:: The problem ::
The listing below should be printed exactly, every line of it. Skip the pictures.

╭─ Exercise data

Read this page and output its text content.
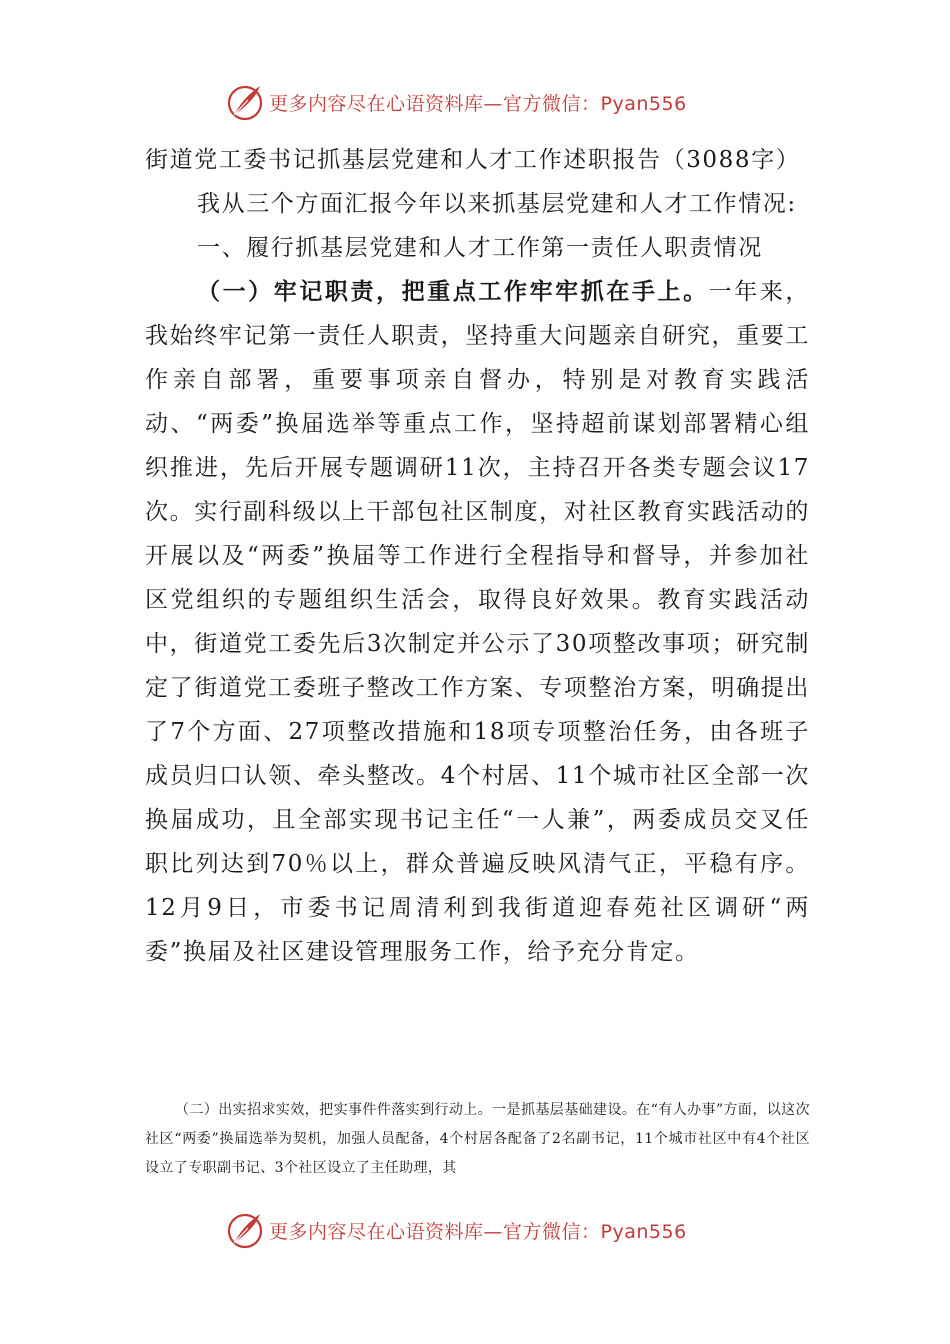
更多内容尽在心语资料库—官方微信：Pyan556

街道党工委书记抓基层党建和人才工作述职报告（3088字）

我从三个方面汇报今年以来抓基层党建和人才工作情况:

一、履行抓基层党建和人才工作第一责任人职责情况

（一）牢记职责，把重点工作牢牢抓在手上。一年来，我始终牢记第一责任人职责，坚持重大问题亲自研究，重要工作亲自部署，重要事项亲自督办，特别是对教育实践活动、“两委”换届选举等重点工作，坚持超前谋划部署精心组织推进，先后开展专题调研11次，主持召开各类专题会议17次。实行副科级以上干部包社区制度，对社区教育实践活动的开展以及“两委”换届等工作进行全程指导和督导，并参加社区党组织的专题组织生活会，取得良好效果。教育实践活动中，街道党工委先后3次制定并公示了30项整改事项；研究制定了街道党工委班子整改工作方案、专项整治方案，明确提出了7个方面、27项整改措施和18项专项整治任务，由各班子成员归口认领、牵头整改。4个村居、11个城市社区全部一次换届成功，且全部实现书记主任“一人兼”，两委成员交叉任职比列达到70％以上，群众普遍反映风清气正，平稳有序。12月9日，市委书记周清利到我街道迎春苑社区调研“两委”换届及社区建设管理服务工作，给予充分肯定。

（二）出实招求实效，把实事件件落实到行动上。一是抓基层基础建设。在“有人办事”方面，以这次社区“两委”换届选举为契机，加强人员配备，4个村居各配备了2名副书记，11个城市社区中有4个社区设立了专职副书记、3个社区设立了主任助理，其

更多内容尽在心语资料库—官方微信：Pyan556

╰─

:: Finished answer ::
Read this page and output its text content.
更多内容尽在心语资料库—官方微信：Pyan556

街道党工委书记抓基层党建和人才工作述职报告（3088字）

我从三个方面汇报今年以来抓基层党建和人才工作情况:

一、履行抓基层党建和人才工作第一责任人职责情况

（一）牢记职责，把重点工作牢牢抓在手上。一年来，我始终牢记第一责任人职责，坚持重大问题亲自研究，重要工作亲自部署，重要事项亲自督办，特别是对教育实践活动、“两委”换届选举等重点工作，坚持超前谋划部署精心组织推进，先后开展专题调研11次，主持召开各类专题会议17次。实行副科级以上干部包社区制度，对社区教育实践活动的开展以及“两委”换届等工作进行全程指导和督导，并参加社区党组织的专题组织生活会，取得良好效果。教育实践活动中，街道党工委先后3次制定并公示了30项整改事项；研究制定了街道党工委班子整改工作方案、专项整治方案，明确提出了7个方面、27项整改措施和18项专项整治任务，由各班子成员归口认领、牵头整改。4个村居、11个城市社区全部一次换届成功，且全部实现书记主任“一人兼”，两委成员交叉任职比列达到70％以上，群众普遍反映风清气正，平稳有序。12月9日，市委书记周清利到我街道迎春苑社区调研“两委”换届及社区建设管理服务工作，给予充分肯定。

（二）出实招求实效，把实事件件落实到行动上。一是抓基层基础建设。在“有人办事”方面，以这次社区“两委”换届选举为契机，加强人员配备，4个村居各配备了2名副书记，11个城市社区中有4个社区设立了专职副书记、3个社区设立了主任助理，其

更多内容尽在心语资料库—官方微信：Pyan556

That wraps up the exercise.